--- start of GIVEN ENTRIES ---

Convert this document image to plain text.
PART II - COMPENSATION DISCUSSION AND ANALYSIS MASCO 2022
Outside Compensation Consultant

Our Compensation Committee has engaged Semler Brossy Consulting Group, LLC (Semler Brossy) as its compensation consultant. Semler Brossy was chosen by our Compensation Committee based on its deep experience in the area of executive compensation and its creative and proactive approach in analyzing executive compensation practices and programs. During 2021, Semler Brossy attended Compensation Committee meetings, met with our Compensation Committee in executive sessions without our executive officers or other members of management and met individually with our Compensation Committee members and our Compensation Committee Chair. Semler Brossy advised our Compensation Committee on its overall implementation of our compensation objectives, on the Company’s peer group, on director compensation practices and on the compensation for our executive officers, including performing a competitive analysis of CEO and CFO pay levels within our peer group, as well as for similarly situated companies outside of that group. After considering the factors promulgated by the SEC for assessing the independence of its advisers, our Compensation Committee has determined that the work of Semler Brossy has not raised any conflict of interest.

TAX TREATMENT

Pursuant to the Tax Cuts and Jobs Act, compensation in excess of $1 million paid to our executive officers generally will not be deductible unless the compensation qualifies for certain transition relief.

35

--- end of GIVEN ENTRIES ---

WORK REQUIRED => Write the material out exactly, with nothing left out.

TASK OUTPUT =>
Convert this document image to plain text.
PART II - COMPENSATION DISCUSSION AND ANALYSIS MASCO 2022
Outside Compensation Consultant

Our Compensation Committee has engaged Semler Brossy Consulting Group, LLC (Semler Brossy) as its compensation consultant. Semler Brossy was chosen by our Compensation Committee based on its deep experience in the area of executive compensation and its creative and proactive approach in analyzing executive compensation practices and programs. During 2021, Semler Brossy attended Compensation Committee meetings, met with our Compensation Committee in executive sessions without our executive officers or other members of management and met individually with our Compensation Committee members and our Compensation Committee Chair. Semler Brossy advised our Compensation Committee on its overall implementation of our compensation objectives, on the Company’s peer group, on director compensation practices and on the compensation for our executive officers, including performing a competitive analysis of CEO and CFO pay levels within our peer group, as well as for similarly situated companies outside of that group. After considering the factors promulgated by the SEC for assessing the independence of its advisers, our Compensation Committee has determined that the work of Semler Brossy has not raised any conflict of interest.

TAX TREATMENT

Pursuant to the Tax Cuts and Jobs Act, compensation in excess of $1 million paid to our executive officers generally will not be deductible unless the compensation qualifies for certain transition relief.

35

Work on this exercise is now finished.